* _Extracted entries_:
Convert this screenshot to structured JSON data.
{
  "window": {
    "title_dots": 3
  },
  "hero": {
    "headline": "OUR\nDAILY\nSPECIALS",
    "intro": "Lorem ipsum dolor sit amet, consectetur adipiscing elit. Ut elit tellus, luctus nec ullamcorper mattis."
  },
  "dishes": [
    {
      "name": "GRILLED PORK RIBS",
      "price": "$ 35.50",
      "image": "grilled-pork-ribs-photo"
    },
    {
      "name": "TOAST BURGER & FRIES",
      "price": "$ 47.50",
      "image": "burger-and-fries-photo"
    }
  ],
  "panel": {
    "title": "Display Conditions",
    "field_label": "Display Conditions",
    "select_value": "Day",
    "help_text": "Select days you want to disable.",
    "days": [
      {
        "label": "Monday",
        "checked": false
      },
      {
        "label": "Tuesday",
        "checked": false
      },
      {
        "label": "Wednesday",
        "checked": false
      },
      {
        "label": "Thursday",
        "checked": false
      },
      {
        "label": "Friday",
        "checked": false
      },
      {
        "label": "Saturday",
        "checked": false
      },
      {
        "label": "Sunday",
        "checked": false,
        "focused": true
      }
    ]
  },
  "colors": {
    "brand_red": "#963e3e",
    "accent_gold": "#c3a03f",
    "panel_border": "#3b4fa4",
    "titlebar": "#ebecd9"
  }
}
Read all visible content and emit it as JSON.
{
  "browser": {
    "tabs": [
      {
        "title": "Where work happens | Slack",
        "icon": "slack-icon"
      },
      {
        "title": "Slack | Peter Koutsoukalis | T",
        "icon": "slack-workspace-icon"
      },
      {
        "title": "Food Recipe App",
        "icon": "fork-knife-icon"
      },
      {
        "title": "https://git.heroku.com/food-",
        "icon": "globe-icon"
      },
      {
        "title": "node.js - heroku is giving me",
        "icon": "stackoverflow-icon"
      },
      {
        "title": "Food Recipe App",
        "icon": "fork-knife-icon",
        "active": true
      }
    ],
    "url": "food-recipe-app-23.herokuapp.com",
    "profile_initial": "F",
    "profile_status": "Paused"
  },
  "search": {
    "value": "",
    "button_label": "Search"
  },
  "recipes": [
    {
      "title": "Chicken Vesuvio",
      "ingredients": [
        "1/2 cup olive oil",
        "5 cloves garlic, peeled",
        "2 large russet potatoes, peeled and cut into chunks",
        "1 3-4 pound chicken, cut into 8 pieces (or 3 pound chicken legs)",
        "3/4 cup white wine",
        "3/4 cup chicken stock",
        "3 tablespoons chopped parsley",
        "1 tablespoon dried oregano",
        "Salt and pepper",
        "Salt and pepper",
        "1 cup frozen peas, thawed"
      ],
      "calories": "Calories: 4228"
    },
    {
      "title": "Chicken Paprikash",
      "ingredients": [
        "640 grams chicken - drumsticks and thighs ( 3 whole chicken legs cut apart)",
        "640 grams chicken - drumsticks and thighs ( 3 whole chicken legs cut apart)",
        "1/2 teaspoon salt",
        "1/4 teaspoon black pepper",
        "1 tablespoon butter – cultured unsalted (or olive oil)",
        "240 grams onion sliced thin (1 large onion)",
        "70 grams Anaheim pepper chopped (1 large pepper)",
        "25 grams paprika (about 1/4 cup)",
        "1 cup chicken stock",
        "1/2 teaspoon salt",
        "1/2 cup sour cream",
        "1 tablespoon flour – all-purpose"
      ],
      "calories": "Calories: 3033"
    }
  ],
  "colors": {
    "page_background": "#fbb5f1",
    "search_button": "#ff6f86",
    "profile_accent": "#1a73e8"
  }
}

* _What you have to do_:
Using the data above, return each line exactly as written.

* _Task solution_:
Convert this screenshot to structured JSON data.
{
  "window": {
    "title_dots": 3
  },
  "hero": {
    "headline": "OUR\nDAILY\nSPECIALS",
    "intro": "Lorem ipsum dolor sit amet, consectetur adipiscing elit. Ut elit tellus, luctus nec ullamcorper mattis."
  },
  "dishes": [
    {
      "name": "GRILLED PORK RIBS",
      "price": "$ 35.50",
      "image": "grilled-pork-ribs-photo"
    },
    {
      "name": "TOAST BURGER & FRIES",
      "price": "$ 47.50",
      "image": "burger-and-fries-photo"
    }
  ],
  "panel": {
    "title": "Display Conditions",
    "field_label": "Display Conditions",
    "select_value": "Day",
    "help_text": "Select days you want to disable.",
    "days": [
      {
        "label": "Monday",
        "checked": false
      },
      {
        "label": "Tuesday",
        "checked": false
      },
      {
        "label": "Wednesday",
        "checked": false
      },
      {
        "label": "Thursday",
        "checked": false
      },
      {
        "label": "Friday",
        "checked": false
      },
      {
        "label": "Saturday",
        "checked": false
      },
      {
        "label": "Sunday",
        "checked": false,
        "focused": true
      }
    ]
  },
  "colors": {
    "brand_red": "#963e3e",
    "accent_gold": "#c3a03f",
    "panel_border": "#3b4fa4",
    "titlebar": "#ebecd9"
  }
}
Read all visible content and emit it as JSON.
{
  "browser": {
    "tabs": [
      {
        "title": "Where work happens | Slack",
        "icon": "slack-icon"
      },
      {
        "title": "Slack | Peter Koutsoukalis | T",
        "icon": "slack-workspace-icon"
      },
      {
        "title": "Food Recipe App",
        "icon": "fork-knife-icon"
      },
      {
        "title": "https://git.heroku.com/food-",
        "icon": "globe-icon"
      },
      {
        "title": "node.js - heroku is giving me",
        "icon": "stackoverflow-icon"
      },
      {
        "title": "Food Recipe App",
        "icon": "fork-knife-icon",
        "active": true
      }
    ],
    "url": "food-recipe-app-23.herokuapp.com",
    "profile_initial": "F",
    "profile_status": "Paused"
  },
  "search": {
    "value": "",
    "button_label": "Search"
  },
  "recipes": [
    {
      "title": "Chicken Vesuvio",
      "ingredients": [
        "1/2 cup olive oil",
        "5 cloves garlic, peeled",
        "2 large russet potatoes, peeled and cut into chunks",
        "1 3-4 pound chicken, cut into 8 pieces (or 3 pound chicken legs)",
        "3/4 cup white wine",
        "3/4 cup chicken stock",
        "3 tablespoons chopped parsley",
        "1 tablespoon dried oregano",
        "Salt and pepper",
        "Salt and pepper",
        "1 cup frozen peas, thawed"
      ],
      "calories": "Calories: 4228"
    },
    {
      "title": "Chicken Paprikash",
      "ingredients": [
        "640 grams chicken - drumsticks and thighs ( 3 whole chicken legs cut apart)",
        "640 grams chicken - drumsticks and thighs ( 3 whole chicken legs cut apart)",
        "1/2 teaspoon salt",
        "1/4 teaspoon black pepper",
        "1 tablespoon butter – cultured unsalted (or olive oil)",
        "240 grams onion sliced thin (1 large onion)",
        "70 grams Anaheim pepper chopped (1 large pepper)",
        "25 grams paprika (about 1/4 cup)",
        "1 cup chicken stock",
        "1/2 teaspoon salt",
        "1/2 cup sour cream",
        "1 tablespoon flour – all-purpose"
      ],
      "calories": "Calories: 3033"
    }
  ],
  "colors": {
    "page_background": "#fbb5f1",
    "search_button": "#ff6f86",
    "profile_accent": "#1a73e8"
  }
}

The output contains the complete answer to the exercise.